Task to carry out>
Only a number is wanted: how many lines in the listing contain the word "vorgemessenen"?

Start of Stored data

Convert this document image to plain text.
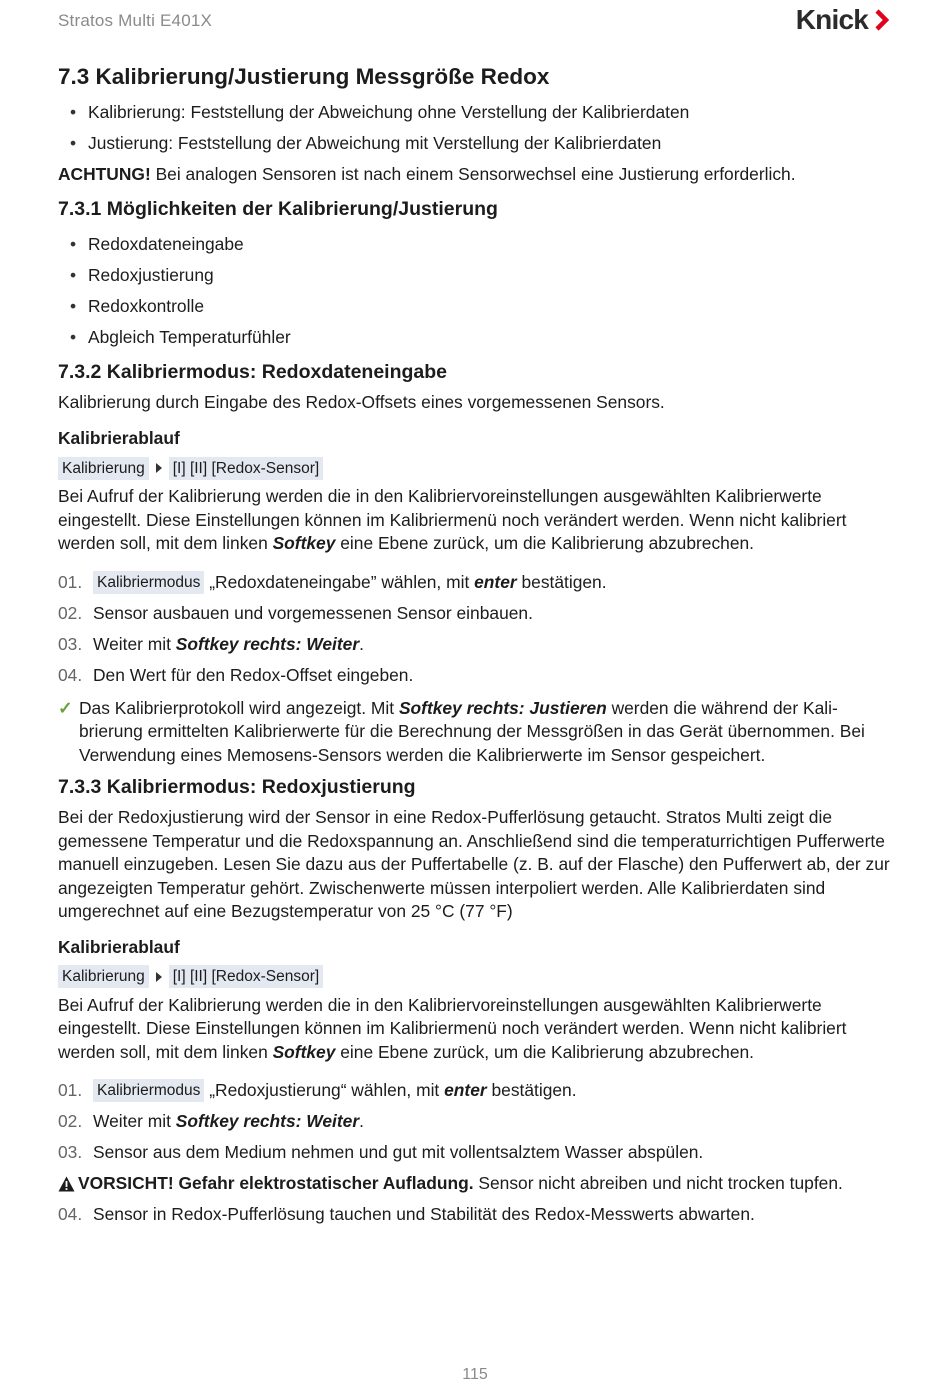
Stratos Multi E401X	Knick
7.3 Kalibrierung/Justierung Messgröße Redox
• Kalibrierung: Feststellung der Abweichung ohne Verstellung der Kalibrierdaten
• Justierung: Feststellung der Abweichung mit Verstellung der Kalibrierdaten
ACHTUNG! Bei analogen Sensoren ist nach einem Sensorwechsel eine Justierung erforderlich.
7.3.1 Möglichkeiten der Kalibrierung/Justierung
• Redoxdateneingabe
• Redoxjustierung
• Redoxkontrolle
• Abgleich Temperaturfühler
7.3.2 Kalibriermodus: Redoxdateneingabe

Kalibrierung durch Eingabe des Redox-Offsets eines vorgemessenen Sensors.

Kalibrierablauf
Kalibrierung [I] [II] [Redox-Sensor]

Bei Aufruf der Kalibrierung werden die in den Kalibriervoreinstellungen ausgewählten Kalibrierwerte eingestellt. Diese Einstellungen können im Kalibriermenü noch verändert werden. Wenn nicht kalibriert werden soll, mit dem linken Softkey eine Ebene zurück, um die Kalibrierung abzubrechen.

01. Kalibriermodus „Redoxdateneingabe” wählen, mit enter bestätigen.
02. Sensor ausbauen und vorgemessenen Sensor einbauen.
03. Weiter mit Softkey rechts: Weiter .
04. Den Wert für den Redox-Offset eingeben.
✓ Das Kalibrierprotokoll wird angezeigt. Mit Softkey rechts: Justieren werden die während der Kalibrierung ermittelten Kalibrierwerte für die Berechnung der Messgrößen in das Gerät übernommen. Bei Verwendung eines Memosens-Sensors werden die Kalibrierwerte im Sensor gespeichert.

7.3.3 Kalibriermodus: Redoxjustierung

Bei der Redoxjustierung wird der Sensor in eine Redox-Pufferlösung getaucht. Stratos Multi zeigt die gemessene Temperatur und die Redoxspannung an. Anschließend sind die temperaturrichtigen Pufferwerte manuell einzugeben. Lesen Sie dazu aus der Puffertabelle (z. B. auf der Flasche) den Pufferwert ab, der zur angezeigten Temperatur gehört. Zwischenwerte müssen interpoliert werden. Alle Kalibrierdaten sind umgerechnet auf eine Bezugstemperatur von 25 °C (77 °F)

Kalibrierablauf
Kalibrierung [I] [II] [Redox-Sensor]

Bei Aufruf der Kalibrierung werden die in den Kalibriervoreinstellungen ausgewählten Kalibrierwerte eingestellt. Diese Einstellungen können im Kalibriermenü noch verändert werden. Wenn nicht kalibriert werden soll, mit dem linken Softkey eine Ebene zurück, um die Kalibrierung abzubrechen.

01. Kalibriermodus „Redoxjustierung“ wählen, mit enter bestätigen.
02. Weiter mit Softkey rechts: Weiter .
03. Sensor aus dem Medium nehmen und gut mit vollentsalztem Wasser abspülen.
VORSICHT! Gefahr elektrostatischer Aufladung. Sensor nicht abreiben und nicht trocken tupfen.
04. Sensor in Redox-Pufferlösung tauchen und Stabilität des Redox-Messwerts abwarten.
115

End of Stored data

Exercise response>
2